──────── Supplied records ────────

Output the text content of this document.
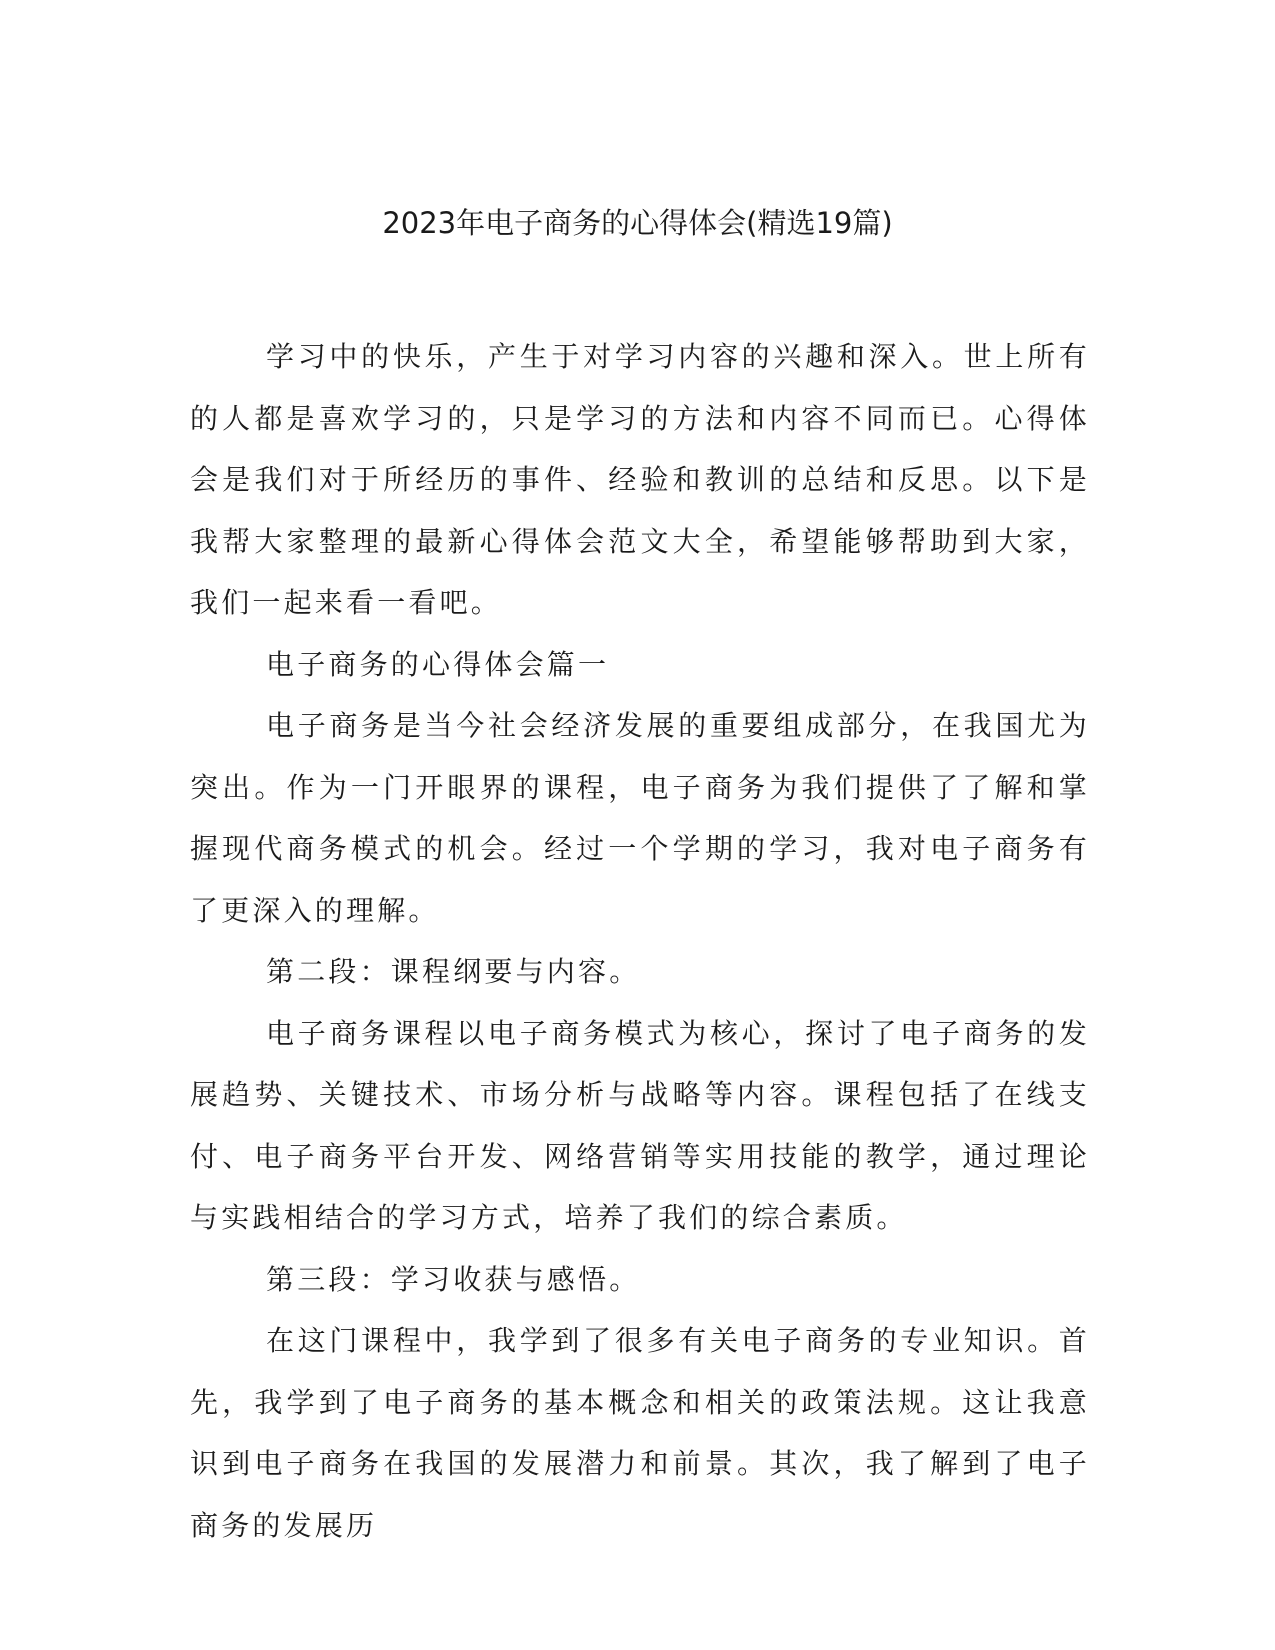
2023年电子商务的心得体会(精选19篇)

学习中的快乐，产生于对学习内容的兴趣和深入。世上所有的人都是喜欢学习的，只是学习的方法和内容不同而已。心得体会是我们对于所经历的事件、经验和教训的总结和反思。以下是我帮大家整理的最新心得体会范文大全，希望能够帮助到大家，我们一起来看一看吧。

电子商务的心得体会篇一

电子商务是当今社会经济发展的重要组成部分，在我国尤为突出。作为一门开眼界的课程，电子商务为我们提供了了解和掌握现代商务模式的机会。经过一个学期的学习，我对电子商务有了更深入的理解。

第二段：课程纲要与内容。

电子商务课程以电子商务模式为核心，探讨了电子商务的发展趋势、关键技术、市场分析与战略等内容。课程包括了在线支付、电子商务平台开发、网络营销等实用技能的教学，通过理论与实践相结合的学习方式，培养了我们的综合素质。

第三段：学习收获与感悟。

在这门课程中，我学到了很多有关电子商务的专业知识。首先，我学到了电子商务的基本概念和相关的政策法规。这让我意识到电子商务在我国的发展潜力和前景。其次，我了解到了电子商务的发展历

────────
──────── Supplied records ────────

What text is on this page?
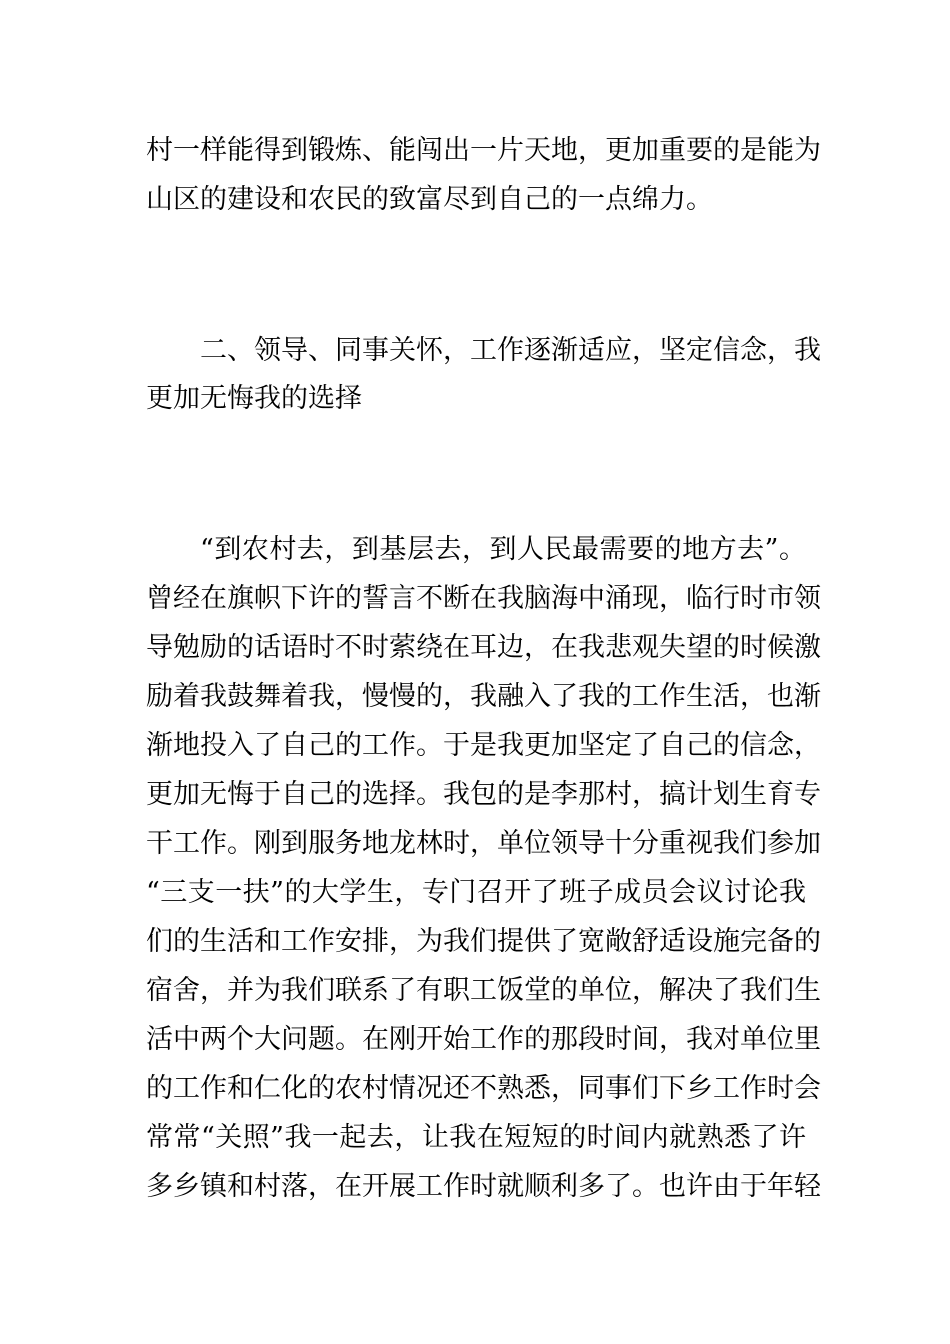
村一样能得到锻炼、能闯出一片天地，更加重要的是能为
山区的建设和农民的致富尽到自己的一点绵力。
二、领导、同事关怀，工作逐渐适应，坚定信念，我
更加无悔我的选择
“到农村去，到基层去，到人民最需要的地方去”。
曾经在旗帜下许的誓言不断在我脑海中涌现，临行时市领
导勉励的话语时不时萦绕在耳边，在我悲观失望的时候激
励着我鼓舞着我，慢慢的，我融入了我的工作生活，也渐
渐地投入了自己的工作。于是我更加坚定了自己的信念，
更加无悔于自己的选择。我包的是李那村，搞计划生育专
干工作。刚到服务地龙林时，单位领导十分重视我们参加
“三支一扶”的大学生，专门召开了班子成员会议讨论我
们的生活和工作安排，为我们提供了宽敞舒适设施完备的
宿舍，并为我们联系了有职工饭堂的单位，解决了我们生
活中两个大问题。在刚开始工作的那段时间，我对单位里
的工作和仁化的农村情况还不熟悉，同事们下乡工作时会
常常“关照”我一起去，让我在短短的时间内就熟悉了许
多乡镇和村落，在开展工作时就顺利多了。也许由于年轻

────────

● **Objective**
Some lines of the data above may hold the word "text"; report how many do, and nothing else.

● **Worked answer**
2